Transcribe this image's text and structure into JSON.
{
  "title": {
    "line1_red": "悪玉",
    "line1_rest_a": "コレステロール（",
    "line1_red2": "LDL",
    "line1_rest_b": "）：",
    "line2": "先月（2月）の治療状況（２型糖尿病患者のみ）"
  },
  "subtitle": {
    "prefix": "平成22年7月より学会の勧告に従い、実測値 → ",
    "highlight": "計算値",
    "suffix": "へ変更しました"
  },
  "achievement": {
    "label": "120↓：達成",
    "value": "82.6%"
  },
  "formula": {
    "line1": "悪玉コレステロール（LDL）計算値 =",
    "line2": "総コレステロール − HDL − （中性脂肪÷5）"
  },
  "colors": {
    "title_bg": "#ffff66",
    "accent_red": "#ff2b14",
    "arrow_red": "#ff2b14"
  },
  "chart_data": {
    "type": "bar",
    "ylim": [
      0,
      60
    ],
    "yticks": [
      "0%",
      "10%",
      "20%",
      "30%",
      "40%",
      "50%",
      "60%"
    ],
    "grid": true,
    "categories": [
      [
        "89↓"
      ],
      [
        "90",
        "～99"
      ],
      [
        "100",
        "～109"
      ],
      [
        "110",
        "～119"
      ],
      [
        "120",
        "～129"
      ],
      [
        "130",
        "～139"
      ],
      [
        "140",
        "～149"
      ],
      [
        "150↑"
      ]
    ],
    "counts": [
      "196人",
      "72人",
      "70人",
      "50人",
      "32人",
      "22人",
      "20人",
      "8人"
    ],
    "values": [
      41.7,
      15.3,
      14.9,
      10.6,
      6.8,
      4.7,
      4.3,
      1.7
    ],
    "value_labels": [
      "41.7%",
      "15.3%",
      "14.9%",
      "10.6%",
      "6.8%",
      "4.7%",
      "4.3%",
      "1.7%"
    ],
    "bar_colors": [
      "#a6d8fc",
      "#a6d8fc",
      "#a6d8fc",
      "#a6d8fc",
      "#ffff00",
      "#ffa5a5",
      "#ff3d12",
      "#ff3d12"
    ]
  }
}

**Stated exercise:** Please reproduce all of the entries exactly as they stand.

**Correct answer:**
Transcribe this image's text and structure into JSON.
{
  "title": {
    "line1_red": "悪玉",
    "line1_rest_a": "コレステロール（",
    "line1_red2": "LDL",
    "line1_rest_b": "）：",
    "line2": "先月（2月）の治療状況（２型糖尿病患者のみ）"
  },
  "subtitle": {
    "prefix": "平成22年7月より学会の勧告に従い、実測値 → ",
    "highlight": "計算値",
    "suffix": "へ変更しました"
  },
  "achievement": {
    "label": "120↓：達成",
    "value": "82.6%"
  },
  "formula": {
    "line1": "悪玉コレステロール（LDL）計算値 =",
    "line2": "総コレステロール − HDL − （中性脂肪÷5）"
  },
  "colors": {
    "title_bg": "#ffff66",
    "accent_red": "#ff2b14",
    "arrow_red": "#ff2b14"
  },
  "chart_data": {
    "type": "bar",
    "ylim": [
      0,
      60
    ],
    "yticks": [
      "0%",
      "10%",
      "20%",
      "30%",
      "40%",
      "50%",
      "60%"
    ],
    "grid": true,
    "categories": [
      [
        "89↓"
      ],
      [
        "90",
        "～99"
      ],
      [
        "100",
        "～109"
      ],
      [
        "110",
        "～119"
      ],
      [
        "120",
        "～129"
      ],
      [
        "130",
        "～139"
      ],
      [
        "140",
        "～149"
      ],
      [
        "150↑"
      ]
    ],
    "counts": [
      "196人",
      "72人",
      "70人",
      "50人",
      "32人",
      "22人",
      "20人",
      "8人"
    ],
    "values": [
      41.7,
      15.3,
      14.9,
      10.6,
      6.8,
      4.7,
      4.3,
      1.7
    ],
    "value_labels": [
      "41.7%",
      "15.3%",
      "14.9%",
      "10.6%",
      "6.8%",
      "4.7%",
      "4.3%",
      "1.7%"
    ],
    "bar_colors": [
      "#a6d8fc",
      "#a6d8fc",
      "#a6d8fc",
      "#a6d8fc",
      "#ffff00",
      "#ffa5a5",
      "#ff3d12",
      "#ff3d12"
    ]
  }
}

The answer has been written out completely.